- Record list
** START **

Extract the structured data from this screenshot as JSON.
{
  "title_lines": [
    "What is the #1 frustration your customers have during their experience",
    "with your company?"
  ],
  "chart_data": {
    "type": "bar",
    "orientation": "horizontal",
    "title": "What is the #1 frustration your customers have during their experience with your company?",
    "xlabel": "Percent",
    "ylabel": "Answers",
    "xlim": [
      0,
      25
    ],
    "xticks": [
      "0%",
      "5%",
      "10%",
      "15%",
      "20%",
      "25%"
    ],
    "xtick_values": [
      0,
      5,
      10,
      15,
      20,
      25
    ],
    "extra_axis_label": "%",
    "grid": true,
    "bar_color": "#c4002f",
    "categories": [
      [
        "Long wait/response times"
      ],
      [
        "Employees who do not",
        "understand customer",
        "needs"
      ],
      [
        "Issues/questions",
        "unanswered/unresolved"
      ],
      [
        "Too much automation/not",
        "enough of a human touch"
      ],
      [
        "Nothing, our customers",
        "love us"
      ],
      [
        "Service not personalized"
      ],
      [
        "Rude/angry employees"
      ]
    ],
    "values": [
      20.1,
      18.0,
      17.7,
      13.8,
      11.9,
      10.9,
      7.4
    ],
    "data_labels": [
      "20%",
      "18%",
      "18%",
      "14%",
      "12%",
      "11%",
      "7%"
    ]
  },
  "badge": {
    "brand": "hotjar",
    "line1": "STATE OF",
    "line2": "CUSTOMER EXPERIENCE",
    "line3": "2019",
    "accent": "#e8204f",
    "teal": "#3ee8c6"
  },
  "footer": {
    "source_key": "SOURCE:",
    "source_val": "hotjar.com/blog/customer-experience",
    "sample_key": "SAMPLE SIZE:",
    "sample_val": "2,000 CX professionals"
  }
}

** END **

- Exercise task
Reproduce each line of the material containing the word "have".

- In response
    "What is the #1 frustration your customers have during their experience",
    "title": "What is the #1 frustration your customers have during their experience with your company?",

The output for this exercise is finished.